Okay. This helps me make a list of miniprojects I can tackle.

Be able to look at printed words and recognize when they have “sch,” “ach,” and “ich” sounds in them, and then say those words (or at least those sounds in those words) correctly. This is me spending time with the phonology book I borrowed from Jen, I think.

Be able to listen to a word in German and ask (in German, and understand and act upon the answers) to the following questions:

  • is there an ach-Laut in that word, an ich-Laut, a… <list other sounds I can’t perceive here>?
  • How do you spell it?
  • What sound does this part make?
  • Can you repeat that word/phrase/syllable again?
  • Am I pronouncing it right?
  • What do I need to do differently?
  • What does it sound like to you?
  • I can’t hear the <whatever> sound.
  • Let me see if I can lipread the <whatever> sound.

This is doable. I’ll ask for help translating these sentences, learn them, and then use them during a session of learning new vocabulary words.

Be able to ask questions about German phonology in German. Ok. I need some vocabulary for this: first, parts of the vocal tract, which I have in a book and should make flashcards for until I can go back and forth between the English word, the German word, a diagram (I should be able to draw this diagram) of the vocal tract, and feeling/pointing/using my own anatomy:

  • lips
  • teeth
  • alveolar (ridge)
  • palate
  • velum
  • uvula
  • velic
  • nasal cavity
  • oral cavity
  • pharynx
  • tongue
  • apex
  • blade of the tongue
  • front of the tongue
  • root of the tongue
  • epiglottis
  • trachea
  • esophagus
  • larynx
  • vocal chords
  • glottis

Then words about speech sounds. Flashcards. I need flashcards.

  • mode of articulation
  • point of articulation
  • stop/plosive
  • fricative
  • affricate
  • obstruent
  • consonant
  • resonant
  • nasal
  • trill
  • lateral
  • glide
  • vowel

And then words and sentences so I can say…

  • should my lips be more or less rounded/wide/apart?
  • should my jaw be more open/closed?
  • is the tongue touching/above/behind/below/in-front-of the teeth/lips/alveolar ridge/etc?
  • do I need more constriction/aspiration? Where?
  • where is your tongue/teeth/whatever?
  • what are your lips/tongue/teeth/etc doing when you say the <whatever> sound?

◆ ◆ ◆ ◆ ◆

Task item: Rewrite the paragraph of the text on German pronunciation that begins "Be able to look at printed words" in one or two shorter sentences, keeping its main facts. The records come from a separate source.

Document structure recognition records
◆ ◆ ◆ ◆ ◆

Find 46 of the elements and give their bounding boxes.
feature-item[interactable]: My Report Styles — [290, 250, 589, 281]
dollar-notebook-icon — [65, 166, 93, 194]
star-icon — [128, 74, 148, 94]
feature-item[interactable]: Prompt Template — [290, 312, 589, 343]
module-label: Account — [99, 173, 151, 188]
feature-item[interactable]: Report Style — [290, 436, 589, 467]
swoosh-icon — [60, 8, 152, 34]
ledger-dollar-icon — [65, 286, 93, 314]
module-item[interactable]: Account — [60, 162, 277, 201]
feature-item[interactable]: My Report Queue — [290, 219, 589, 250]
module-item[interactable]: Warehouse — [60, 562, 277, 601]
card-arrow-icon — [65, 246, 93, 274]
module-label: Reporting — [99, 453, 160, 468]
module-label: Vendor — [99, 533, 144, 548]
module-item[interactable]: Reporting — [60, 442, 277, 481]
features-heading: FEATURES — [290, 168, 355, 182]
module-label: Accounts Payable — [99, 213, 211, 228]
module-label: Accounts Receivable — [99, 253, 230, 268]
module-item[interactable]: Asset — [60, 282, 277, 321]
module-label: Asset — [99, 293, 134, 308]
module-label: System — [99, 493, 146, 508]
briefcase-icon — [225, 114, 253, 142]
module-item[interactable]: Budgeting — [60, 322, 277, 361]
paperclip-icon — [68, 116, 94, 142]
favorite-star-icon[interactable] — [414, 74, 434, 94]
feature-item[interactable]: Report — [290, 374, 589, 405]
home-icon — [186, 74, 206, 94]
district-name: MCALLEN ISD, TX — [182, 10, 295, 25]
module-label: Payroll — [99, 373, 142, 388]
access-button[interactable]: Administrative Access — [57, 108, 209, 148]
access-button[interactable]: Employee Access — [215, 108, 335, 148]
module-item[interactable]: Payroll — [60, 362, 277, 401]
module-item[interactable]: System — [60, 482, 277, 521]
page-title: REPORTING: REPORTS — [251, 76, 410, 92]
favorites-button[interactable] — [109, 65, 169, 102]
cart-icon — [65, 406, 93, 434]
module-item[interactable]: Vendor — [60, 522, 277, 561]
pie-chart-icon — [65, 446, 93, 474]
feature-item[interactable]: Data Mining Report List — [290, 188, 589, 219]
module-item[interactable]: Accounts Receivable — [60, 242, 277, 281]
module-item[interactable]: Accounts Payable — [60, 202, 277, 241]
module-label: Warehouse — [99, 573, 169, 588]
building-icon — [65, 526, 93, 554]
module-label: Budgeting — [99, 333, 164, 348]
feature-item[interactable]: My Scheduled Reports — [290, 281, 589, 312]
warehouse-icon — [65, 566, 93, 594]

◆ ◆ ◆ ◆ ◆

Written answer: Goal: recognize "sch," "ach," and "ich" sounds in printed words and pronounce those words, or at least those sounds, correctly. This likely means spending time with the phonology book borrowed from Jen.